Short problem: Skip the pictures and quote all of the lines exactly.

Records provided:
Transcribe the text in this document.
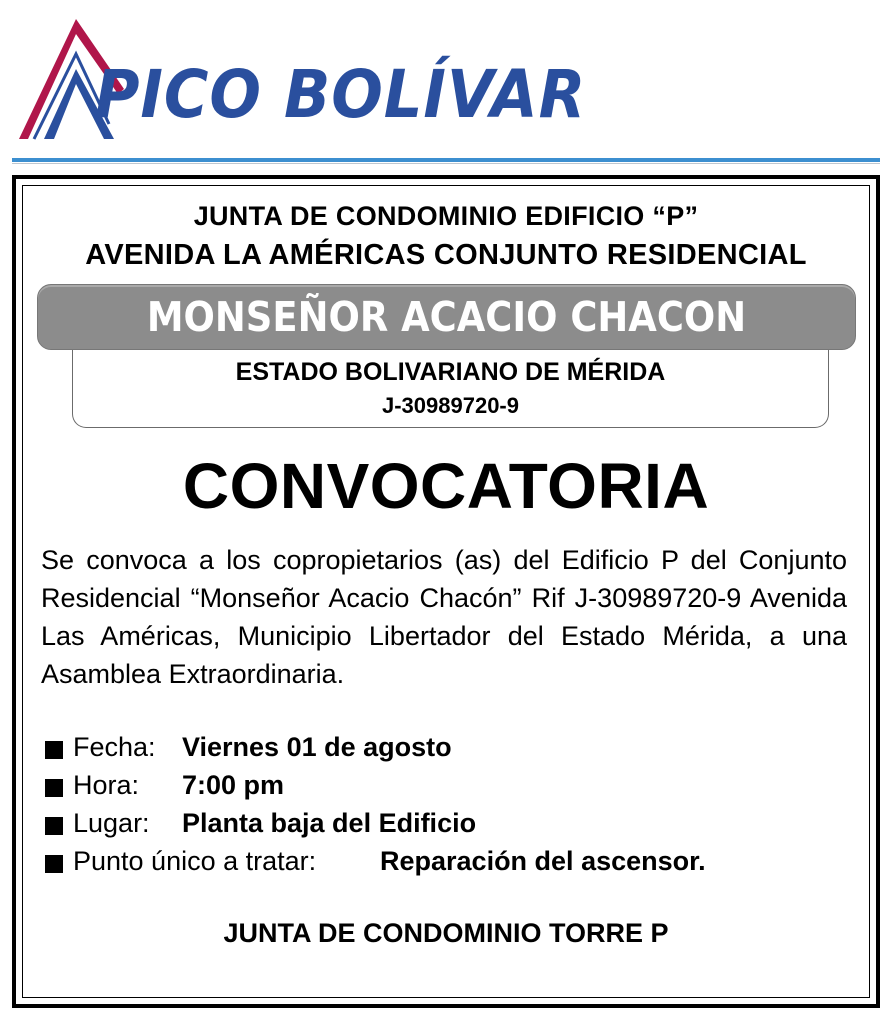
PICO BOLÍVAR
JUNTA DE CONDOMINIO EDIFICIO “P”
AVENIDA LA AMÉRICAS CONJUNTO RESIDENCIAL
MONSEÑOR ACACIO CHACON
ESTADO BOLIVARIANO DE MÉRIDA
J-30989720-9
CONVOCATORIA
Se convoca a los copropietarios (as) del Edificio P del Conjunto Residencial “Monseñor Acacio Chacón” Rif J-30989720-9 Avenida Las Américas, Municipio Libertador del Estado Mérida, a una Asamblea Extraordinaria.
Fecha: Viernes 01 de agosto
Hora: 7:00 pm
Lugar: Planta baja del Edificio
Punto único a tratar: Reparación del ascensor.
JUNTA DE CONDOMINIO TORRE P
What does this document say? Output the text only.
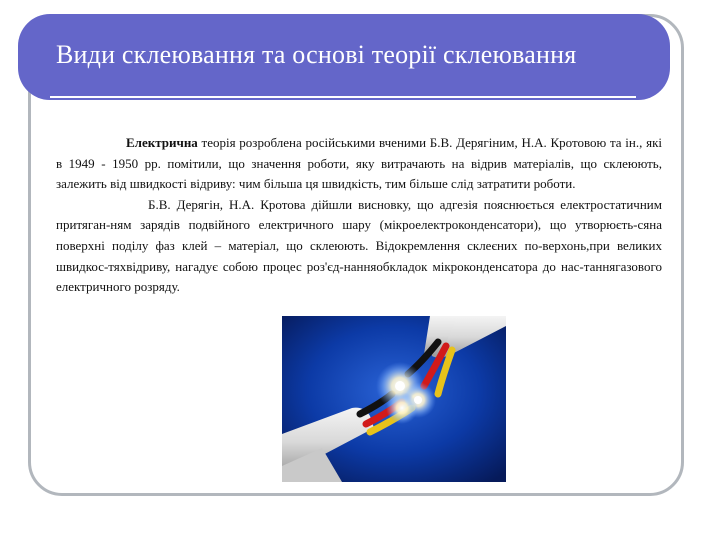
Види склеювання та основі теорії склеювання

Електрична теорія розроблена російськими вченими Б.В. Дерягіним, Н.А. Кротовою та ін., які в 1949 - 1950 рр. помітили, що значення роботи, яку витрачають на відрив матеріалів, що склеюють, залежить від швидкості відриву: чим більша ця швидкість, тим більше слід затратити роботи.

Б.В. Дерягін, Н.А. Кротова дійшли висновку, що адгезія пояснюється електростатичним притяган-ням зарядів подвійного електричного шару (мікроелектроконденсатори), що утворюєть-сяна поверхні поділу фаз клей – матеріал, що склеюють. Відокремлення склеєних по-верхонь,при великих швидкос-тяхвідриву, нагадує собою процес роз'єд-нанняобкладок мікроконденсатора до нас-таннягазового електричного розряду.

Finished task:
Transcribe the text in this document.
PICO BOLÍVAR
JUNTA DE CONDOMINIO EDIFICIO “P”
AVENIDA LA AMÉRICAS CONJUNTO RESIDENCIAL
MONSEÑOR ACACIO CHACON
ESTADO BOLIVARIANO DE MÉRIDA
J-30989720-9
CONVOCATORIA
Se convoca a los copropietarios (as) del Edificio P del Conjunto Residencial “Monseñor Acacio Chacón” Rif J-30989720-9 Avenida Las Américas, Municipio Libertador del Estado Mérida, a una Asamblea Extraordinaria.
Fecha: Viernes 01 de agosto
Hora: 7:00 pm
Lugar: Planta baja del Edificio
Punto único a tratar: Reparación del ascensor.
JUNTA DE CONDOMINIO TORRE P
What does this document say? Output the text only.
Види склеювання та основі теорії склеювання

Електрична теорія розроблена російськими вченими Б.В. Дерягіним, Н.А. Кротовою та ін., які в 1949 - 1950 рр. помітили, що значення роботи, яку витрачають на відрив матеріалів, що склеюють, залежить від швидкості відриву: чим більша ця швидкість, тим більше слід затратити роботи.

Б.В. Дерягін, Н.А. Кротова дійшли висновку, що адгезія пояснюється електростатичним притяган-ням зарядів подвійного електричного шару (мікроелектроконденсатори), що утворюєть-сяна поверхні поділу фаз клей – матеріал, що склеюють. Відокремлення склеєних по-верхонь,при великих швидкос-тяхвідриву, нагадує собою процес роз'єд-нанняобкладок мікроконденсатора до нас-таннягазового електричного розряду.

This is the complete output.